▸ **What the task requires**:
Copy each line exactly. Leave nothing out.

▸ **Records supplied**:
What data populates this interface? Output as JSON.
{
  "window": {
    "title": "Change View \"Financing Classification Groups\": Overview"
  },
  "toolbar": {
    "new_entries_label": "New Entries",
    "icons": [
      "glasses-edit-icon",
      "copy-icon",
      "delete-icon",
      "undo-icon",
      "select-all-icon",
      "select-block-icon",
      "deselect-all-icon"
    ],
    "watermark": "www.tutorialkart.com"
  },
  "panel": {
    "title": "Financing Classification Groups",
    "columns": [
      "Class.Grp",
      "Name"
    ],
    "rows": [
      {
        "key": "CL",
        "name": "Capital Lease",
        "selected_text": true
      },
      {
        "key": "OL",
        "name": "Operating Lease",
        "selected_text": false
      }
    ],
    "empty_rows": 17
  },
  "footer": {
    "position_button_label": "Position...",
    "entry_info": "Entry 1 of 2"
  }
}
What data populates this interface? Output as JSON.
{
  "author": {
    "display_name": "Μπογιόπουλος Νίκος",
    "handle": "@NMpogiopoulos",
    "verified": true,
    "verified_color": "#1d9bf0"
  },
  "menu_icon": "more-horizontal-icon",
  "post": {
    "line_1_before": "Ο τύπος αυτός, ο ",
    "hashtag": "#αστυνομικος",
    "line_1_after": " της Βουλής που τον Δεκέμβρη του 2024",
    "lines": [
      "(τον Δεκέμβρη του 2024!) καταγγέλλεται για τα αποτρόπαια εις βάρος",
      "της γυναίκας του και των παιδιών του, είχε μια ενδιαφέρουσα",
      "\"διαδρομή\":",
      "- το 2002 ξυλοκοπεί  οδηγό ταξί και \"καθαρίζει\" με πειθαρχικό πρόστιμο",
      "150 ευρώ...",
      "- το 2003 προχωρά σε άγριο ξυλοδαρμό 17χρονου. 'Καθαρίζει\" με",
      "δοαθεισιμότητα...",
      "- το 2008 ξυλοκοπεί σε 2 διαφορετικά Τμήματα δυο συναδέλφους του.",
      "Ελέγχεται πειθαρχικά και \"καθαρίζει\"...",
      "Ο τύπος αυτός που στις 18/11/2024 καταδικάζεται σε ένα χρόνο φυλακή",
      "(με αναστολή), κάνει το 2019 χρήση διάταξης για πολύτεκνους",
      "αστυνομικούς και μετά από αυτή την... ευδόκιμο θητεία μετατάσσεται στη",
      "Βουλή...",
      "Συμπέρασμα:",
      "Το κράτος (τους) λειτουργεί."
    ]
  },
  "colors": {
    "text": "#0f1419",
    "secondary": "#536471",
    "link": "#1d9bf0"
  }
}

▸ **Output for this task**:
What data populates this interface? Output as JSON.
{
  "window": {
    "title": "Change View \"Financing Classification Groups\": Overview"
  },
  "toolbar": {
    "new_entries_label": "New Entries",
    "icons": [
      "glasses-edit-icon",
      "copy-icon",
      "delete-icon",
      "undo-icon",
      "select-all-icon",
      "select-block-icon",
      "deselect-all-icon"
    ],
    "watermark": "www.tutorialkart.com"
  },
  "panel": {
    "title": "Financing Classification Groups",
    "columns": [
      "Class.Grp",
      "Name"
    ],
    "rows": [
      {
        "key": "CL",
        "name": "Capital Lease",
        "selected_text": true
      },
      {
        "key": "OL",
        "name": "Operating Lease",
        "selected_text": false
      }
    ],
    "empty_rows": 17
  },
  "footer": {
    "position_button_label": "Position...",
    "entry_info": "Entry 1 of 2"
  }
}
What data populates this interface? Output as JSON.
{
  "author": {
    "display_name": "Μπογιόπουλος Νίκος",
    "handle": "@NMpogiopoulos",
    "verified": true,
    "verified_color": "#1d9bf0"
  },
  "menu_icon": "more-horizontal-icon",
  "post": {
    "line_1_before": "Ο τύπος αυτός, ο ",
    "hashtag": "#αστυνομικος",
    "line_1_after": " της Βουλής που τον Δεκέμβρη του 2024",
    "lines": [
      "(τον Δεκέμβρη του 2024!) καταγγέλλεται για τα αποτρόπαια εις βάρος",
      "της γυναίκας του και των παιδιών του, είχε μια ενδιαφέρουσα",
      "\"διαδρομή\":",
      "- το 2002 ξυλοκοπεί  οδηγό ταξί και \"καθαρίζει\" με πειθαρχικό πρόστιμο",
      "150 ευρώ...",
      "- το 2003 προχωρά σε άγριο ξυλοδαρμό 17χρονου. 'Καθαρίζει\" με",
      "δοαθεισιμότητα...",
      "- το 2008 ξυλοκοπεί σε 2 διαφορετικά Τμήματα δυο συναδέλφους του.",
      "Ελέγχεται πειθαρχικά και \"καθαρίζει\"...",
      "Ο τύπος αυτός που στις 18/11/2024 καταδικάζεται σε ένα χρόνο φυλακή",
      "(με αναστολή), κάνει το 2019 χρήση διάταξης για πολύτεκνους",
      "αστυνομικούς και μετά από αυτή την... ευδόκιμο θητεία μετατάσσεται στη",
      "Βουλή...",
      "Συμπέρασμα:",
      "Το κράτος (τους) λειτουργεί."
    ]
  },
  "colors": {
    "text": "#0f1419",
    "secondary": "#536471",
    "link": "#1d9bf0"
  }
}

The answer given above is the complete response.